## WHAT TO PRODUCE
Check every line of the material below for the string "CentOS", and return the ones that have it.

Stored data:
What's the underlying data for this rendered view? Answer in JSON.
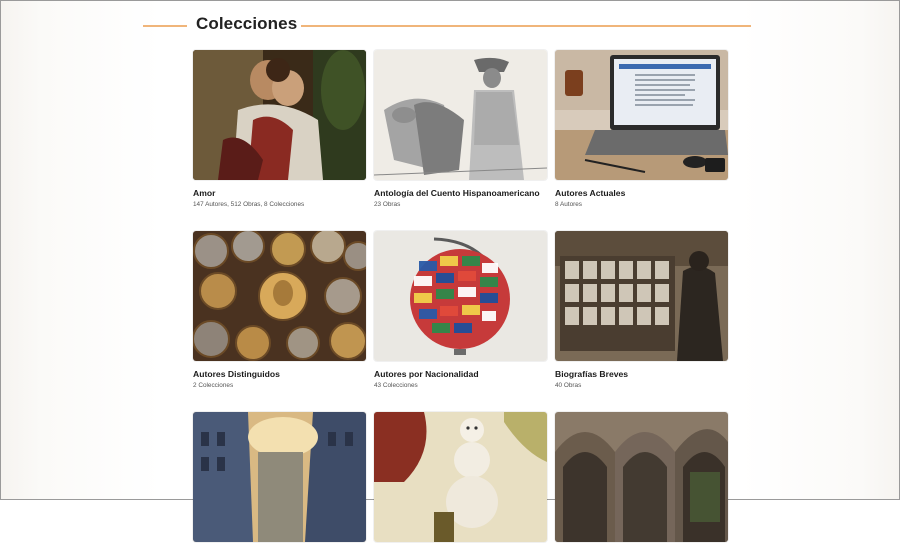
{
  "section": {
    "title": "Colecciones"
  },
  "colors": {
    "accent": "#f0b57a"
  },
  "collections": [
    {
      "title": "Amor",
      "meta": "147 Autores, 512 Obras, 8 Colecciones",
      "image": "romantic-painting-couple"
    },
    {
      "title": "Antología del Cuento Hispanoamericano",
      "meta": "23 Obras",
      "image": "sketch-woman-with-donkeys"
    },
    {
      "title": "Autores Actuales",
      "meta": "8 Autores",
      "image": "laptop-on-desk"
    },
    {
      "title": "Autores Distinguidos",
      "meta": "2 Colecciones",
      "image": "bronze-medallions-portraits"
    },
    {
      "title": "Autores por Nacionalidad",
      "meta": "43 Colecciones",
      "image": "globe-with-flags"
    },
    {
      "title": "Biografías Breves",
      "meta": "40 Obras",
      "image": "man-viewing-portrait-gallery"
    },
    {
      "title": "",
      "meta": "",
      "image": "city-street-painting"
    },
    {
      "title": "",
      "meta": "",
      "image": "snowman-illustration"
    },
    {
      "title": "",
      "meta": "",
      "image": "gothic-cloister-arches"
    }
  ]
}
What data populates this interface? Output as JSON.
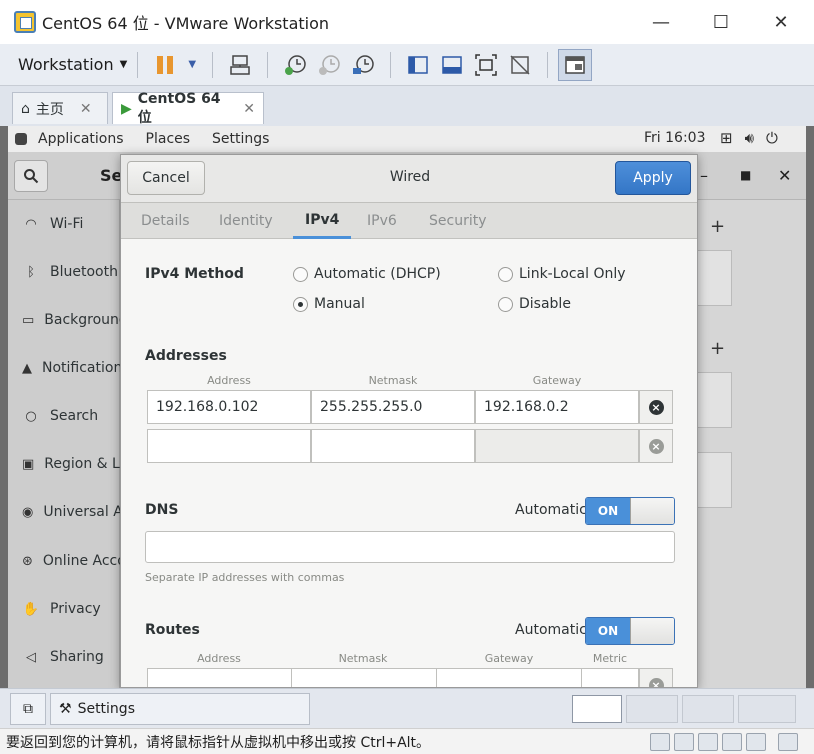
{
  "vmware": {
    "window_title": "CentOS 64 位 - VMware Workstation",
    "menu_label": "Workstation",
    "tabs": [
      {
        "label": "主页"
      },
      {
        "label": "CentOS 64 位"
      }
    ],
    "task_label": "Settings",
    "status_text": "要返回到您的计算机，请将鼠标指针从虚拟机中移出或按 Ctrl+Alt。"
  },
  "gnome": {
    "topbar": {
      "menus": [
        "Applications",
        "Places",
        "Settings"
      ],
      "clock": "Fri 16:03"
    },
    "settings": {
      "header_title": "Se",
      "sidebar": [
        {
          "label": "Wi-Fi",
          "icon": "wifi-icon"
        },
        {
          "label": "Bluetooth",
          "icon": "bluetooth-icon"
        },
        {
          "label": "Background",
          "icon": "background-icon"
        },
        {
          "label": "Notifications",
          "icon": "bell-icon"
        },
        {
          "label": "Search",
          "icon": "search-icon"
        },
        {
          "label": "Region & Language",
          "icon": "region-icon"
        },
        {
          "label": "Universal Access",
          "icon": "accessibility-icon"
        },
        {
          "label": "Online Accounts",
          "icon": "online-accounts-icon"
        },
        {
          "label": "Privacy",
          "icon": "privacy-icon"
        },
        {
          "label": "Sharing",
          "icon": "sharing-icon"
        }
      ]
    }
  },
  "dialog": {
    "title": "Wired",
    "cancel_label": "Cancel",
    "apply_label": "Apply",
    "tabs": [
      "Details",
      "Identity",
      "IPv4",
      "IPv6",
      "Security"
    ],
    "active_tab": "IPv4",
    "ipv4_method_label": "IPv4 Method",
    "methods": {
      "auto": "Automatic (DHCP)",
      "link_local": "Link-Local Only",
      "manual": "Manual",
      "disable": "Disable"
    },
    "selected_method": "Manual",
    "addresses_label": "Addresses",
    "addr_columns": [
      "Address",
      "Netmask",
      "Gateway"
    ],
    "addresses": [
      {
        "address": "192.168.0.102",
        "netmask": "255.255.255.0",
        "gateway": "192.168.0.2"
      },
      {
        "address": "",
        "netmask": "",
        "gateway": ""
      }
    ],
    "dns_label": "DNS",
    "automatic_label": "Automatic",
    "switch_on_label": "ON",
    "dns_value": "",
    "dns_hint": "Separate IP addresses with commas",
    "routes_label": "Routes",
    "route_columns": [
      "Address",
      "Netmask",
      "Gateway",
      "Metric"
    ]
  },
  "colors": {
    "accent": "#4a90d9",
    "apply_button": "#3476c6"
  }
}
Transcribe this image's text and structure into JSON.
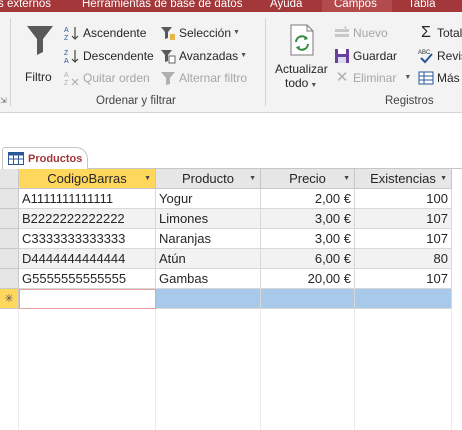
{
  "ribbon_tabs": [
    "s externos",
    "Herramientas de base de datos",
    "Ayuda",
    "Campos",
    "Tabla"
  ],
  "sort_filter": {
    "filter_label": "Filtro",
    "asc_label": "Ascendente",
    "desc_label": "Descendente",
    "remove_sort_label": "Quitar orden",
    "selection_label": "Selección",
    "advanced_label": "Avanzadas",
    "toggle_filter_label": "Alternar filtro",
    "group_label": "Ordenar y filtrar"
  },
  "records": {
    "refresh_label_1": "Actualizar",
    "refresh_label_2": "todo",
    "new_label": "Nuevo",
    "save_label": "Guardar",
    "delete_label": "Eliminar",
    "totals_label": "Total",
    "spelling_label": "Revis",
    "more_label": "Más",
    "group_label": "Registros"
  },
  "document_tab": {
    "label": "Productos"
  },
  "table": {
    "columns": [
      "CodigoBarras",
      "Producto",
      "Precio",
      "Existencias"
    ],
    "rows": [
      [
        "A1111111111111",
        "Yogur",
        "2,00 €",
        "100"
      ],
      [
        "B2222222222222",
        "Limones",
        "3,00 €",
        "107"
      ],
      [
        "C3333333333333",
        "Naranjas",
        "3,00 €",
        "107"
      ],
      [
        "D4444444444444",
        "Atún",
        "6,00 €",
        "80"
      ],
      [
        "G5555555555555",
        "Gambas",
        "20,00 €",
        "107"
      ]
    ],
    "new_row_marker": "✳"
  },
  "colors": {
    "access_red": "#a4373a",
    "header_selected": "#ffd75d",
    "new_row": "#a9c9ea"
  }
}
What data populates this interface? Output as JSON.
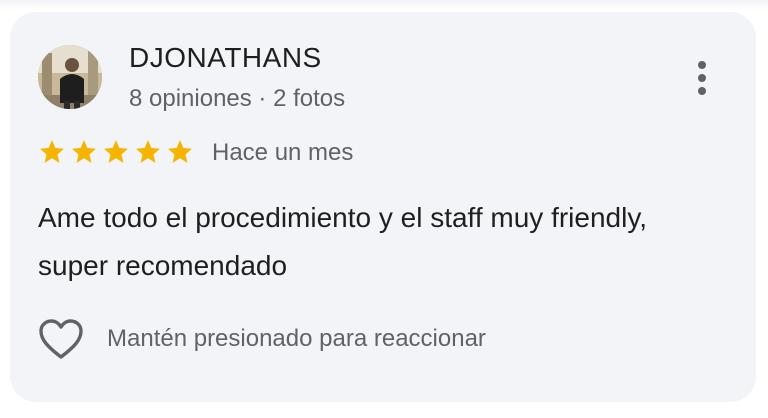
{
  "review": {
    "author_name": "DJONATHANS",
    "author_meta": "8 opiniones · 2 fotos",
    "rating": 5,
    "rating_max": 5,
    "time_ago": "Hace un mes",
    "text": "Ame todo el procedimiento y el staff muy friendly, super recomendado",
    "react_hint": "Mantén presionado para reaccionar"
  },
  "icons": {
    "more": "more-vert-icon",
    "star": "star-icon",
    "heart": "heart-outline-icon"
  },
  "colors": {
    "card_background": "#f3f4f8",
    "star": "#f4b400",
    "primary_text": "#1f1f1f",
    "secondary_text": "#5f6368"
  }
}
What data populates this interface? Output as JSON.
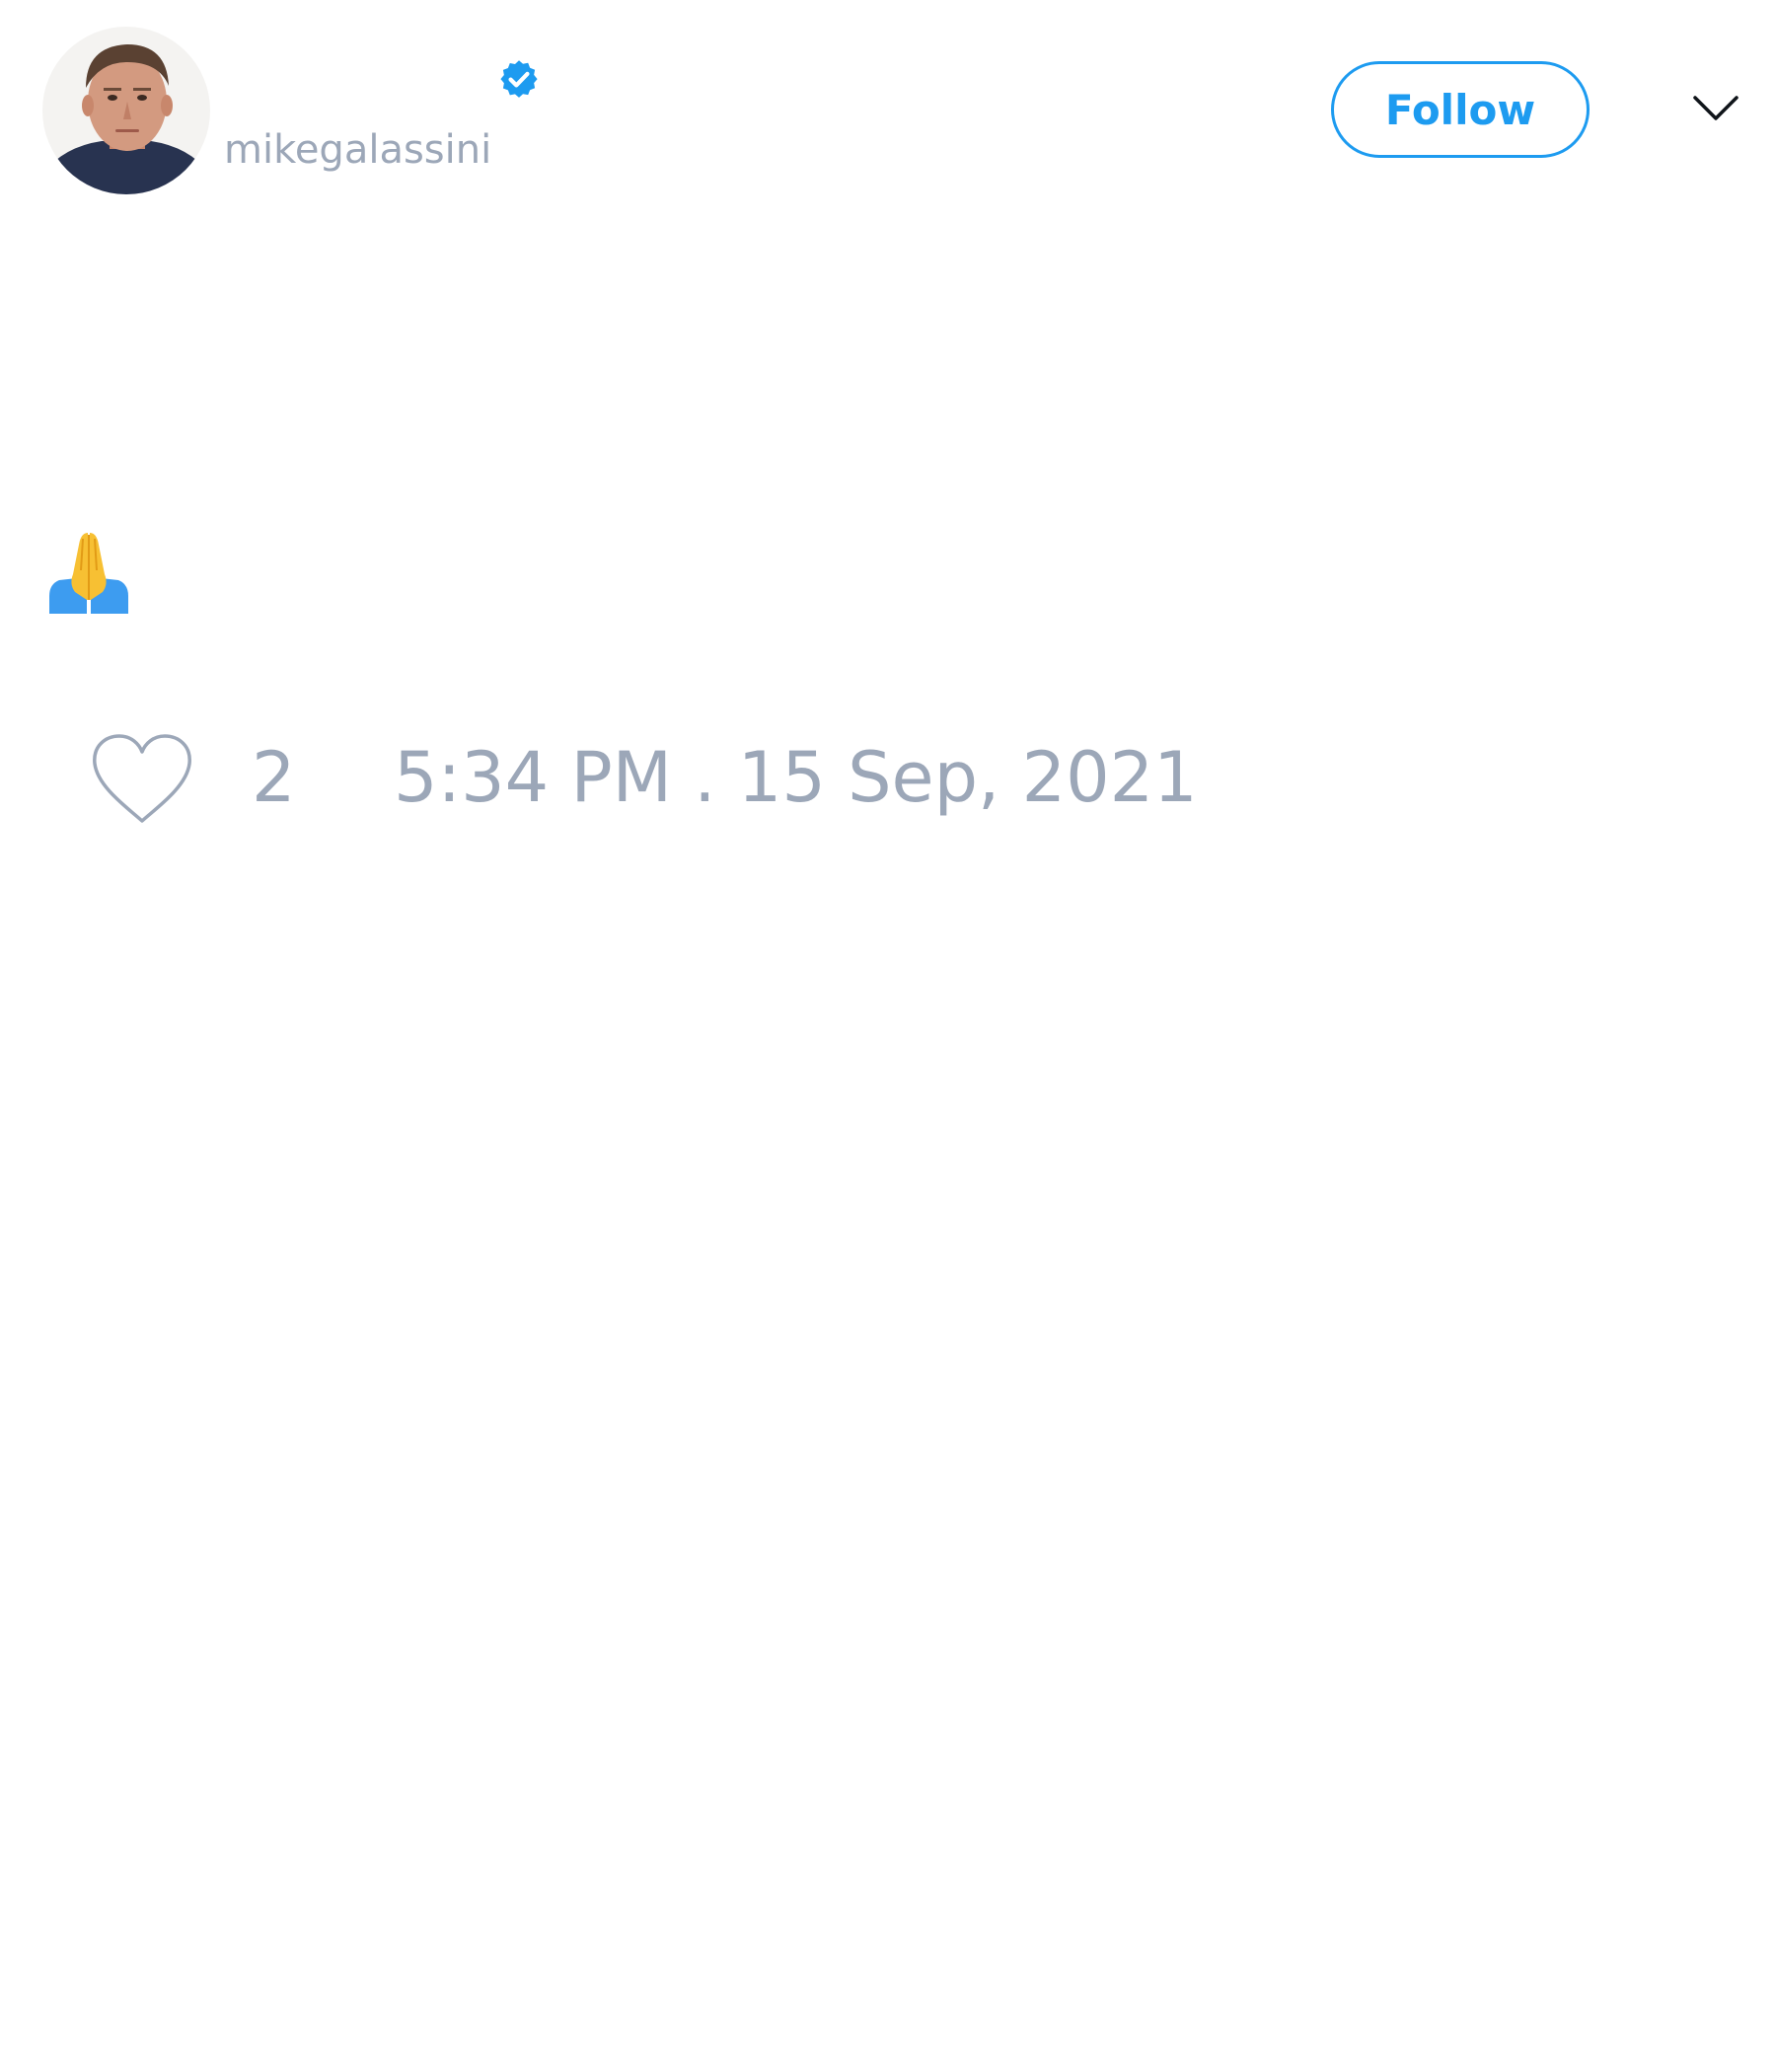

## EXPECTED ANSWER
    "window_title": "CentOS 64 位 - VMware Workstation",
        "label": "CentOS 64 位"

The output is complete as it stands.